§ **REQUIREMENT**:
Type out all the records word for word. Any pictures are to be left out.

§ **DATASET CONTENT**:
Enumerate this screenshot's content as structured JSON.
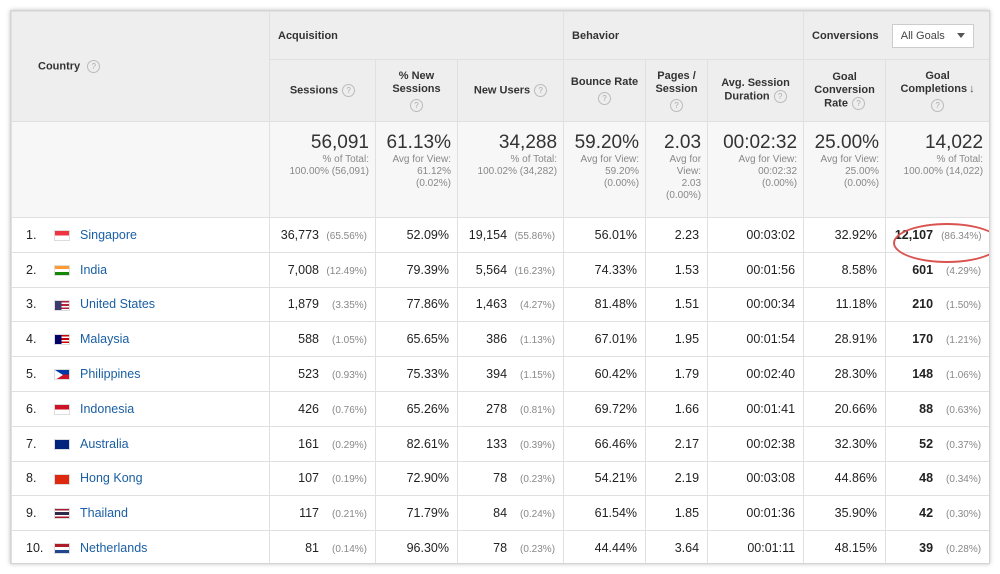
{
  "header": {
    "country": "Country",
    "acquisition": "Acquisition",
    "behavior": "Behavior",
    "conversions": "Conversions",
    "goal_select": "All Goals",
    "help": "?",
    "columns": {
      "sessions": "Sessions",
      "new_sessions_1": "% New",
      "new_sessions_2": "Sessions",
      "new_users": "New Users",
      "bounce_rate": "Bounce Rate",
      "pages_1": "Pages /",
      "pages_2": "Session",
      "avg_1": "Avg. Session",
      "avg_2": "Duration",
      "gcr_1": "Goal",
      "gcr_2": "Conversion",
      "gcr_3": "Rate",
      "gc_1": "Goal",
      "gc_2": "Completions"
    }
  },
  "totals": {
    "sessions": {
      "big": "56,091",
      "l1": "% of Total:",
      "l2": "100.00% (56,091)"
    },
    "new_sessions": {
      "big": "61.13%",
      "l1": "Avg for View:",
      "l2": "61.12%",
      "l3": "(0.02%)"
    },
    "new_users": {
      "big": "34,288",
      "l1": "% of Total:",
      "l2": "100.02% (34,282)"
    },
    "bounce_rate": {
      "big": "59.20%",
      "l1": "Avg for View:",
      "l2": "59.20%",
      "l3": "(0.00%)"
    },
    "pages": {
      "big": "2.03",
      "l1": "Avg for",
      "l2": "View:",
      "l3": "2.03",
      "l4": "(0.00%)"
    },
    "avg_duration": {
      "big": "00:02:32",
      "l1": "Avg for View:",
      "l2": "00:02:32",
      "l3": "(0.00%)"
    },
    "gcr": {
      "big": "25.00%",
      "l1": "Avg for View:",
      "l2": "25.00%",
      "l3": "(0.00%)"
    },
    "gc": {
      "big": "14,022",
      "l1": "% of Total:",
      "l2": "100.00% (14,022)"
    }
  },
  "rows": [
    {
      "idx": "1.",
      "flag": "sg",
      "country": "Singapore",
      "sessions": "36,773",
      "sessions_pct": "(65.56%)",
      "new_sessions": "52.09%",
      "new_users": "19,154",
      "new_users_pct": "(55.86%)",
      "bounce": "56.01%",
      "pages": "2.23",
      "duration": "00:03:02",
      "gcr": "32.92%",
      "gc": "12,107",
      "gc_pct": "(86.34%)"
    },
    {
      "idx": "2.",
      "flag": "in",
      "country": "India",
      "sessions": "7,008",
      "sessions_pct": "(12.49%)",
      "new_sessions": "79.39%",
      "new_users": "5,564",
      "new_users_pct": "(16.23%)",
      "bounce": "74.33%",
      "pages": "1.53",
      "duration": "00:01:56",
      "gcr": "8.58%",
      "gc": "601",
      "gc_pct": "(4.29%)"
    },
    {
      "idx": "3.",
      "flag": "us",
      "country": "United States",
      "sessions": "1,879",
      "sessions_pct": "(3.35%)",
      "new_sessions": "77.86%",
      "new_users": "1,463",
      "new_users_pct": "(4.27%)",
      "bounce": "81.48%",
      "pages": "1.51",
      "duration": "00:00:34",
      "gcr": "11.18%",
      "gc": "210",
      "gc_pct": "(1.50%)"
    },
    {
      "idx": "4.",
      "flag": "my",
      "country": "Malaysia",
      "sessions": "588",
      "sessions_pct": "(1.05%)",
      "new_sessions": "65.65%",
      "new_users": "386",
      "new_users_pct": "(1.13%)",
      "bounce": "67.01%",
      "pages": "1.95",
      "duration": "00:01:54",
      "gcr": "28.91%",
      "gc": "170",
      "gc_pct": "(1.21%)"
    },
    {
      "idx": "5.",
      "flag": "ph",
      "country": "Philippines",
      "sessions": "523",
      "sessions_pct": "(0.93%)",
      "new_sessions": "75.33%",
      "new_users": "394",
      "new_users_pct": "(1.15%)",
      "bounce": "60.42%",
      "pages": "1.79",
      "duration": "00:02:40",
      "gcr": "28.30%",
      "gc": "148",
      "gc_pct": "(1.06%)"
    },
    {
      "idx": "6.",
      "flag": "id",
      "country": "Indonesia",
      "sessions": "426",
      "sessions_pct": "(0.76%)",
      "new_sessions": "65.26%",
      "new_users": "278",
      "new_users_pct": "(0.81%)",
      "bounce": "69.72%",
      "pages": "1.66",
      "duration": "00:01:41",
      "gcr": "20.66%",
      "gc": "88",
      "gc_pct": "(0.63%)"
    },
    {
      "idx": "7.",
      "flag": "au",
      "country": "Australia",
      "sessions": "161",
      "sessions_pct": "(0.29%)",
      "new_sessions": "82.61%",
      "new_users": "133",
      "new_users_pct": "(0.39%)",
      "bounce": "66.46%",
      "pages": "2.17",
      "duration": "00:02:38",
      "gcr": "32.30%",
      "gc": "52",
      "gc_pct": "(0.37%)"
    },
    {
      "idx": "8.",
      "flag": "hk",
      "country": "Hong Kong",
      "sessions": "107",
      "sessions_pct": "(0.19%)",
      "new_sessions": "72.90%",
      "new_users": "78",
      "new_users_pct": "(0.23%)",
      "bounce": "54.21%",
      "pages": "2.19",
      "duration": "00:03:08",
      "gcr": "44.86%",
      "gc": "48",
      "gc_pct": "(0.34%)"
    },
    {
      "idx": "9.",
      "flag": "th",
      "country": "Thailand",
      "sessions": "117",
      "sessions_pct": "(0.21%)",
      "new_sessions": "71.79%",
      "new_users": "84",
      "new_users_pct": "(0.24%)",
      "bounce": "61.54%",
      "pages": "1.85",
      "duration": "00:01:36",
      "gcr": "35.90%",
      "gc": "42",
      "gc_pct": "(0.30%)"
    },
    {
      "idx": "10.",
      "flag": "nl",
      "country": "Netherlands",
      "sessions": "81",
      "sessions_pct": "(0.14%)",
      "new_sessions": "96.30%",
      "new_users": "78",
      "new_users_pct": "(0.23%)",
      "bounce": "44.44%",
      "pages": "3.64",
      "duration": "00:01:11",
      "gcr": "48.15%",
      "gc": "39",
      "gc_pct": "(0.28%)"
    }
  ],
  "highlight_color": "#d9534f"
}
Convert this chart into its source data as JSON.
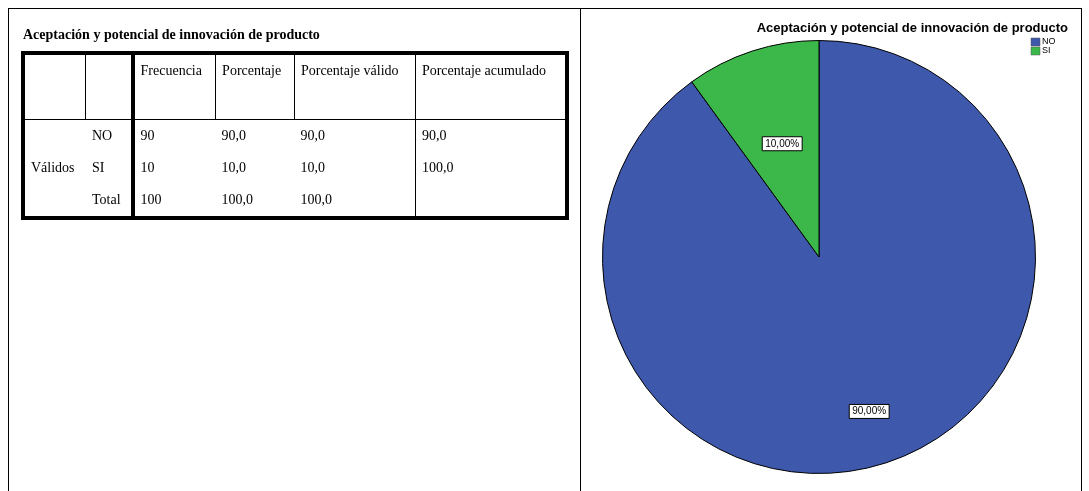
{
  "chart_data": [
    {
      "type": "other",
      "title": "Aceptación y potencial de innovación de producto",
      "ylabel": "Válidos",
      "categories": [
        "Frecuencia",
        "Porcentaje",
        "Porcentaje válido",
        "Porcentaje acumulado"
      ],
      "y_categories": [
        "NO",
        "SI",
        "Total"
      ],
      "cell_labels": [
        [
          "90",
          "90,0",
          "90,0",
          "90,0"
        ],
        [
          "10",
          "10,0",
          "10,0",
          "100,0"
        ],
        [
          "100",
          "100,0",
          "100,0",
          null
        ]
      ]
    },
    {
      "type": "pie",
      "title": "Aceptación y potencial de innovación de producto",
      "categories": [
        "NO",
        "SI"
      ],
      "values": [
        90,
        10
      ],
      "colors": [
        "#3e58ac",
        "#3cb84a"
      ],
      "legend": "top right",
      "value_labels": [
        "90,00%",
        "10,00%"
      ]
    }
  ]
}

§ **EXERCISE ANSWER**:
Enumerate this screenshot's content as structured JSON.
{
  "header": {
    "country": "Country",
    "acquisition": "Acquisition",
    "behavior": "Behavior",
    "conversions": "Conversions",
    "goal_select": "All Goals",
    "help": "?",
    "columns": {
      "sessions": "Sessions",
      "new_sessions_1": "% New",
      "new_sessions_2": "Sessions",
      "new_users": "New Users",
      "bounce_rate": "Bounce Rate",
      "pages_1": "Pages /",
      "pages_2": "Session",
      "avg_1": "Avg. Session",
      "avg_2": "Duration",
      "gcr_1": "Goal",
      "gcr_2": "Conversion",
      "gcr_3": "Rate",
      "gc_1": "Goal",
      "gc_2": "Completions"
    }
  },
  "totals": {
    "sessions": {
      "big": "56,091",
      "l1": "% of Total:",
      "l2": "100.00% (56,091)"
    },
    "new_sessions": {
      "big": "61.13%",
      "l1": "Avg for View:",
      "l2": "61.12%",
      "l3": "(0.02%)"
    },
    "new_users": {
      "big": "34,288",
      "l1": "% of Total:",
      "l2": "100.02% (34,282)"
    },
    "bounce_rate": {
      "big": "59.20%",
      "l1": "Avg for View:",
      "l2": "59.20%",
      "l3": "(0.00%)"
    },
    "pages": {
      "big": "2.03",
      "l1": "Avg for",
      "l2": "View:",
      "l3": "2.03",
      "l4": "(0.00%)"
    },
    "avg_duration": {
      "big": "00:02:32",
      "l1": "Avg for View:",
      "l2": "00:02:32",
      "l3": "(0.00%)"
    },
    "gcr": {
      "big": "25.00%",
      "l1": "Avg for View:",
      "l2": "25.00%",
      "l3": "(0.00%)"
    },
    "gc": {
      "big": "14,022",
      "l1": "% of Total:",
      "l2": "100.00% (14,022)"
    }
  },
  "rows": [
    {
      "idx": "1.",
      "flag": "sg",
      "country": "Singapore",
      "sessions": "36,773",
      "sessions_pct": "(65.56%)",
      "new_sessions": "52.09%",
      "new_users": "19,154",
      "new_users_pct": "(55.86%)",
      "bounce": "56.01%",
      "pages": "2.23",
      "duration": "00:03:02",
      "gcr": "32.92%",
      "gc": "12,107",
      "gc_pct": "(86.34%)"
    },
    {
      "idx": "2.",
      "flag": "in",
      "country": "India",
      "sessions": "7,008",
      "sessions_pct": "(12.49%)",
      "new_sessions": "79.39%",
      "new_users": "5,564",
      "new_users_pct": "(16.23%)",
      "bounce": "74.33%",
      "pages": "1.53",
      "duration": "00:01:56",
      "gcr": "8.58%",
      "gc": "601",
      "gc_pct": "(4.29%)"
    },
    {
      "idx": "3.",
      "flag": "us",
      "country": "United States",
      "sessions": "1,879",
      "sessions_pct": "(3.35%)",
      "new_sessions": "77.86%",
      "new_users": "1,463",
      "new_users_pct": "(4.27%)",
      "bounce": "81.48%",
      "pages": "1.51",
      "duration": "00:00:34",
      "gcr": "11.18%",
      "gc": "210",
      "gc_pct": "(1.50%)"
    },
    {
      "idx": "4.",
      "flag": "my",
      "country": "Malaysia",
      "sessions": "588",
      "sessions_pct": "(1.05%)",
      "new_sessions": "65.65%",
      "new_users": "386",
      "new_users_pct": "(1.13%)",
      "bounce": "67.01%",
      "pages": "1.95",
      "duration": "00:01:54",
      "gcr": "28.91%",
      "gc": "170",
      "gc_pct": "(1.21%)"
    },
    {
      "idx": "5.",
      "flag": "ph",
      "country": "Philippines",
      "sessions": "523",
      "sessions_pct": "(0.93%)",
      "new_sessions": "75.33%",
      "new_users": "394",
      "new_users_pct": "(1.15%)",
      "bounce": "60.42%",
      "pages": "1.79",
      "duration": "00:02:40",
      "gcr": "28.30%",
      "gc": "148",
      "gc_pct": "(1.06%)"
    },
    {
      "idx": "6.",
      "flag": "id",
      "country": "Indonesia",
      "sessions": "426",
      "sessions_pct": "(0.76%)",
      "new_sessions": "65.26%",
      "new_users": "278",
      "new_users_pct": "(0.81%)",
      "bounce": "69.72%",
      "pages": "1.66",
      "duration": "00:01:41",
      "gcr": "20.66%",
      "gc": "88",
      "gc_pct": "(0.63%)"
    },
    {
      "idx": "7.",
      "flag": "au",
      "country": "Australia",
      "sessions": "161",
      "sessions_pct": "(0.29%)",
      "new_sessions": "82.61%",
      "new_users": "133",
      "new_users_pct": "(0.39%)",
      "bounce": "66.46%",
      "pages": "2.17",
      "duration": "00:02:38",
      "gcr": "32.30%",
      "gc": "52",
      "gc_pct": "(0.37%)"
    },
    {
      "idx": "8.",
      "flag": "hk",
      "country": "Hong Kong",
      "sessions": "107",
      "sessions_pct": "(0.19%)",
      "new_sessions": "72.90%",
      "new_users": "78",
      "new_users_pct": "(0.23%)",
      "bounce": "54.21%",
      "pages": "2.19",
      "duration": "00:03:08",
      "gcr": "44.86%",
      "gc": "48",
      "gc_pct": "(0.34%)"
    },
    {
      "idx": "9.",
      "flag": "th",
      "country": "Thailand",
      "sessions": "117",
      "sessions_pct": "(0.21%)",
      "new_sessions": "71.79%",
      "new_users": "84",
      "new_users_pct": "(0.24%)",
      "bounce": "61.54%",
      "pages": "1.85",
      "duration": "00:01:36",
      "gcr": "35.90%",
      "gc": "42",
      "gc_pct": "(0.30%)"
    },
    {
      "idx": "10.",
      "flag": "nl",
      "country": "Netherlands",
      "sessions": "81",
      "sessions_pct": "(0.14%)",
      "new_sessions": "96.30%",
      "new_users": "78",
      "new_users_pct": "(0.23%)",
      "bounce": "44.44%",
      "pages": "3.64",
      "duration": "00:01:11",
      "gcr": "48.15%",
      "gc": "39",
      "gc_pct": "(0.28%)"
    }
  ],
  "highlight_color": "#d9534f"
}
Convert this chart into its source data as JSON.
{
  "chart_data": [
    {
      "type": "other",
      "title": "Aceptación y potencial de innovación de producto",
      "ylabel": "Válidos",
      "categories": [
        "Frecuencia",
        "Porcentaje",
        "Porcentaje válido",
        "Porcentaje acumulado"
      ],
      "y_categories": [
        "NO",
        "SI",
        "Total"
      ],
      "cell_labels": [
        [
          "90",
          "90,0",
          "90,0",
          "90,0"
        ],
        [
          "10",
          "10,0",
          "10,0",
          "100,0"
        ],
        [
          "100",
          "100,0",
          "100,0",
          null
        ]
      ]
    },
    {
      "type": "pie",
      "title": "Aceptación y potencial de innovación de producto",
      "categories": [
        "NO",
        "SI"
      ],
      "values": [
        90,
        10
      ],
      "colors": [
        "#3e58ac",
        "#3cb84a"
      ],
      "legend": "top right",
      "value_labels": [
        "90,00%",
        "10,00%"
      ]
    }
  ]
}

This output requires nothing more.